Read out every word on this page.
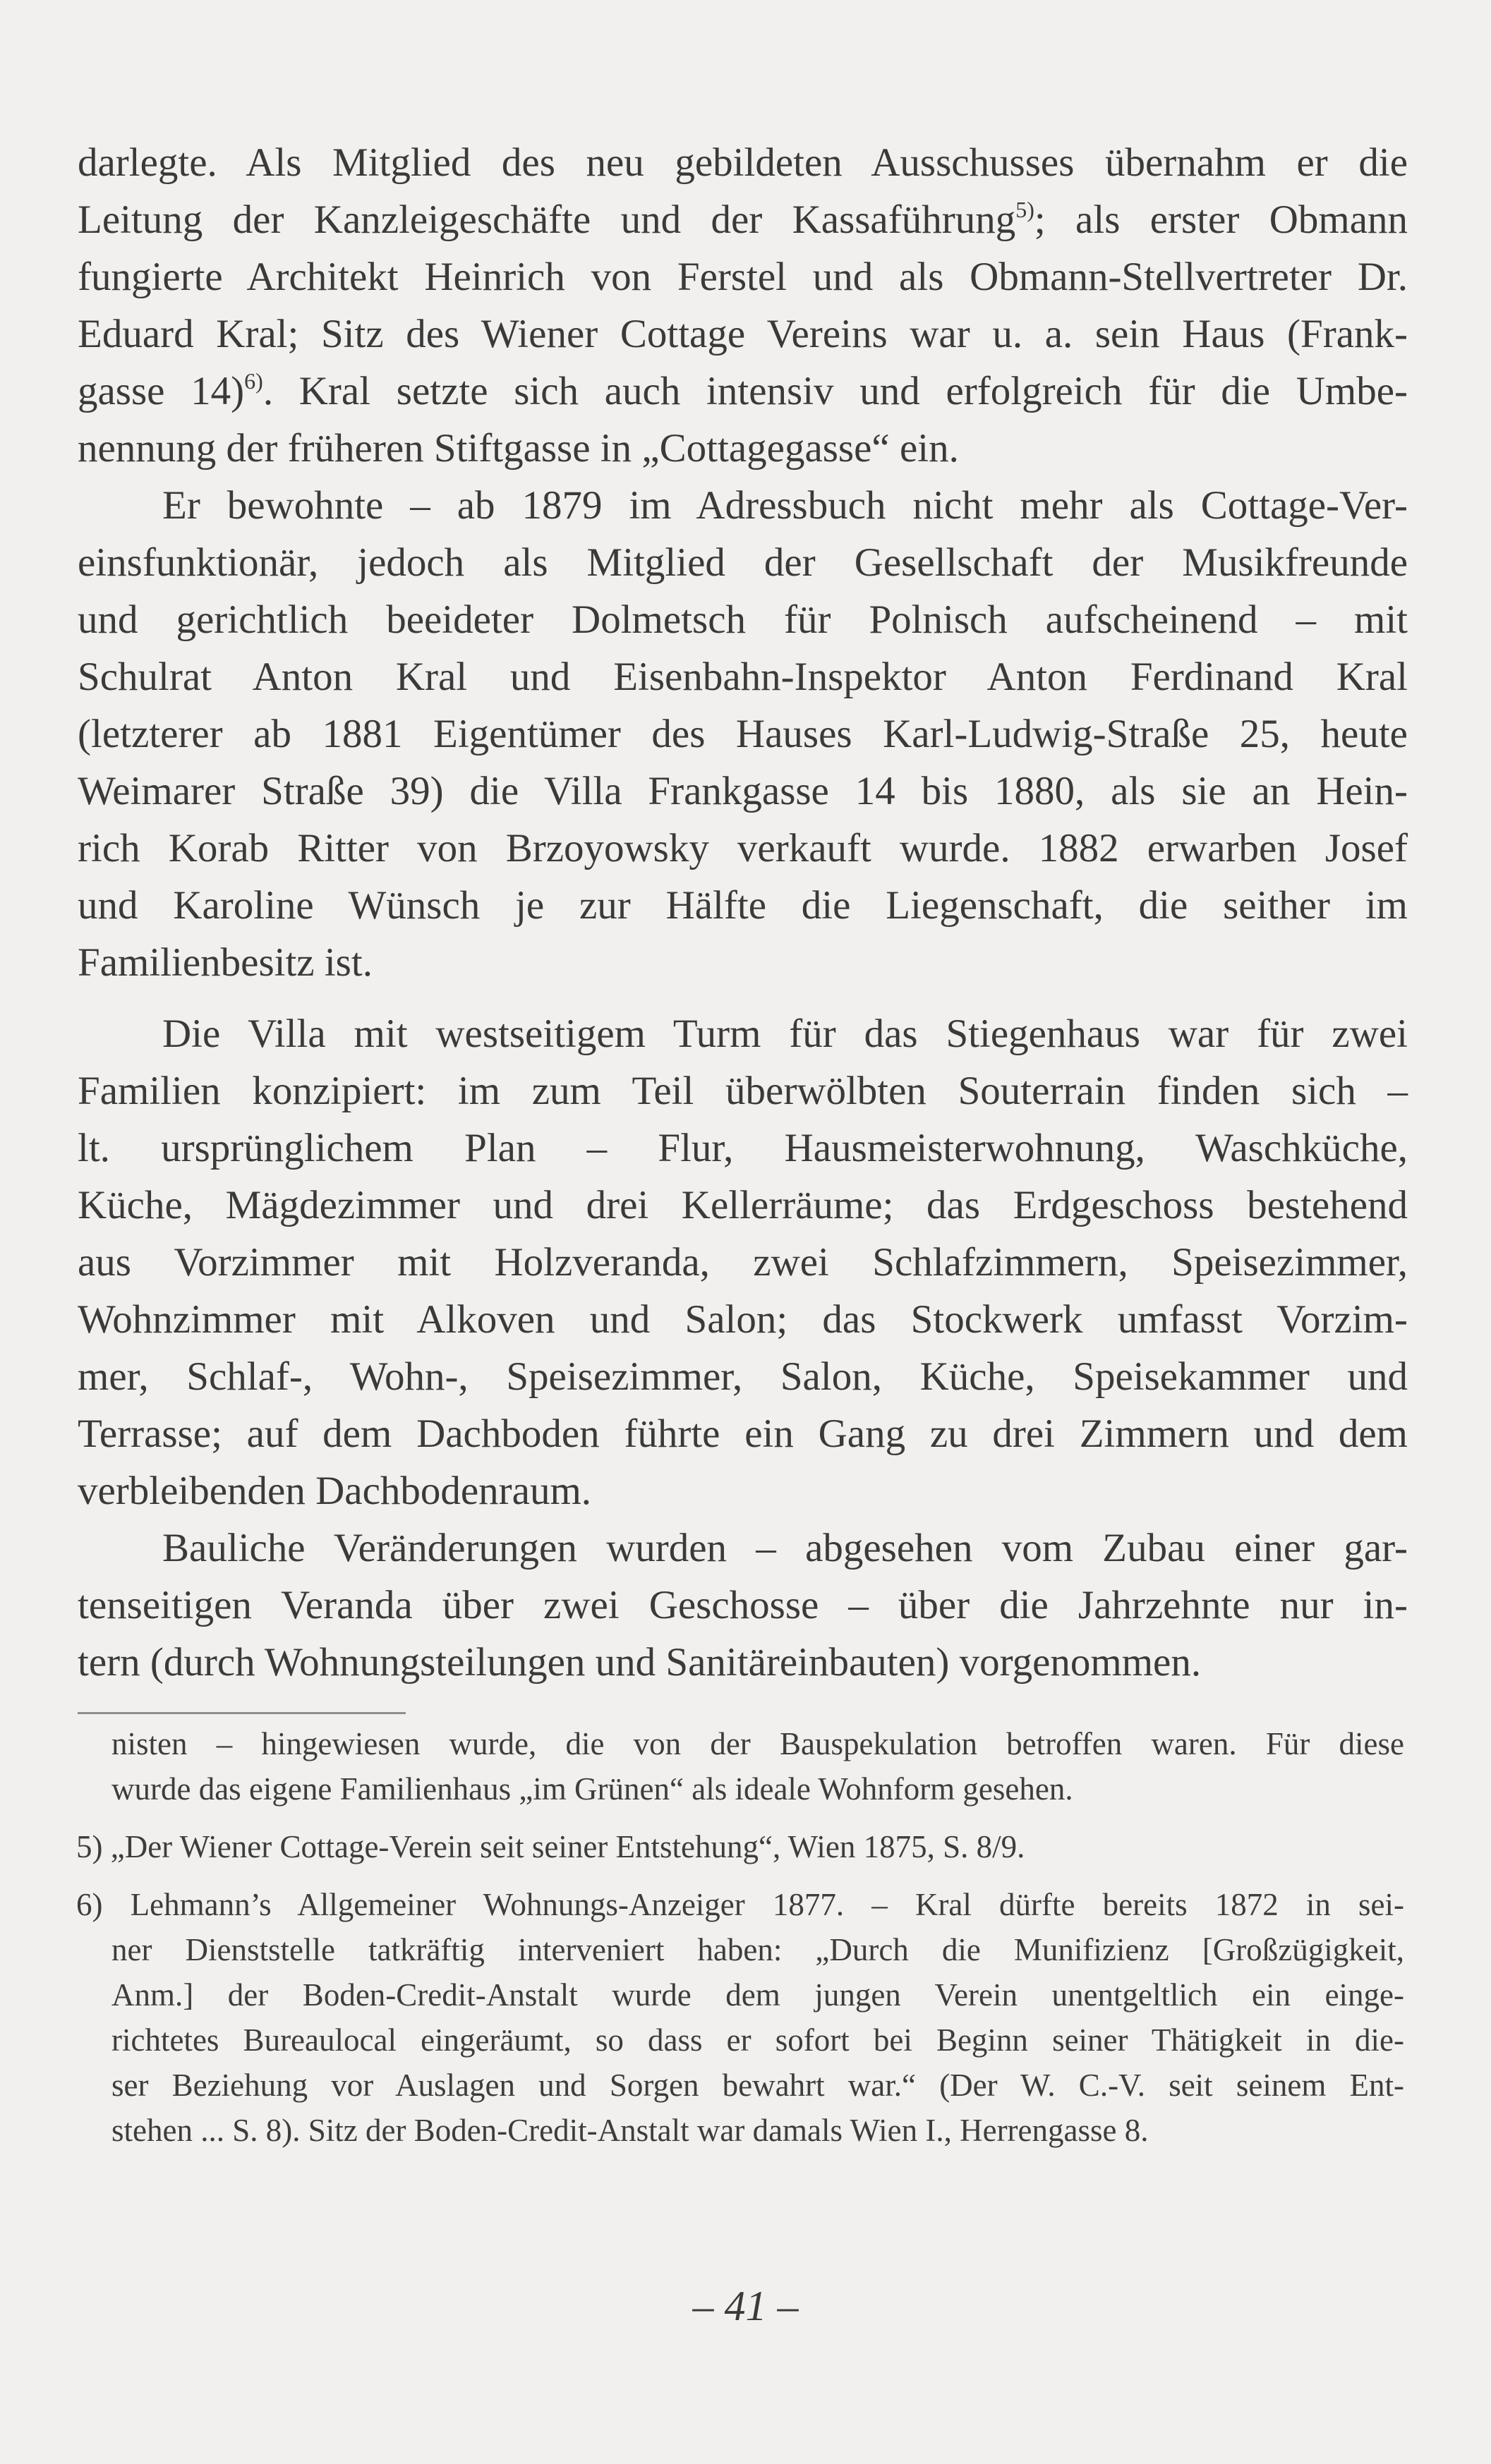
darlegte. Als Mitglied des neu gebildeten Ausschusses übernahm er die
Leitung der Kanzleigeschäfte und der Kassaführung$^{5)}$; als erster Obmann
fungierte Architekt Heinrich von Ferstel und als Obmann-Stellvertreter Dr.
Eduard Kral; Sitz des Wiener Cottage Vereins war u. a. sein Haus (Frank-
gasse 14)$^{6)}$. Kral setzte sich auch intensiv und erfolgreich für die Umbe-
nennung der früheren Stiftgasse in „Cottagegasse“ ein.
Er bewohnte – ab 1879 im Adressbuch nicht mehr als Cottage-Ver-
einsfunktionär, jedoch als Mitglied der Gesellschaft der Musikfreunde
und gerichtlich beeideter Dolmetsch für Polnisch aufscheinend – mit
Schulrat Anton Kral und Eisenbahn-Inspektor Anton Ferdinand Kral
(letzterer ab 1881 Eigentümer des Hauses Karl-Ludwig-Straße 25, heute
Weimarer Straße 39) die Villa Frankgasse 14 bis 1880, als sie an Hein-
rich Korab Ritter von Brzoyowsky verkauft wurde. 1882 erwarben Josef
und Karoline Wünsch je zur Hälfte die Liegenschaft, die seither im
Familienbesitz ist.
Die Villa mit westseitigem Turm für das Stiegenhaus war für zwei
Familien konzipiert: im zum Teil überwölbten Souterrain finden sich –
lt. ursprünglichem Plan – Flur, Hausmeisterwohnung, Waschküche,
Küche, Mägdezimmer und drei Kellerräume; das Erdgeschoss bestehend
aus Vorzimmer mit Holzveranda, zwei Schlafzimmern, Speisezimmer,
Wohnzimmer mit Alkoven und Salon; das Stockwerk umfasst Vorzim-
mer, Schlaf-, Wohn-, Speisezimmer, Salon, Küche, Speisekammer und
Terrasse; auf dem Dachboden führte ein Gang zu drei Zimmern und dem
verbleibenden Dachbodenraum.
Bauliche Veränderungen wurden – abgesehen vom Zubau einer gar-
tenseitigen Veranda über zwei Geschosse – über die Jahrzehnte nur in-
tern (durch Wohnungsteilungen und Sanitäreinbauten) vorgenommen.
nisten – hingewiesen wurde, die von der Bauspekulation betroffen waren. Für diese
wurde das eigene Familienhaus „im Grünen“ als ideale Wohnform gesehen.
5) „Der Wiener Cottage-Verein seit seiner Entstehung“, Wien 1875, S. 8/9.
6) Lehmann’s Allgemeiner Wohnungs-Anzeiger 1877. – Kral dürfte bereits 1872 in sei-
ner Dienststelle tatkräftig interveniert haben: „Durch die Munifizienz [Großzügigkeit,
Anm.] der Boden-Credit-Anstalt wurde dem jungen Verein unentgeltlich ein einge-
richtetes Bureaulocal eingeräumt, so dass er sofort bei Beginn seiner Thätigkeit in die-
ser Beziehung vor Auslagen und Sorgen bewahrt war.“ (Der W. C.-V. seit seinem Ent-
stehen ... S. 8). Sitz der Boden-Credit-Anstalt war damals Wien I., Herrengasse 8.
– 41 –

============

Report the number of lines above that hold "Villa", and leave out everything else.

> _Answer to this task_: 2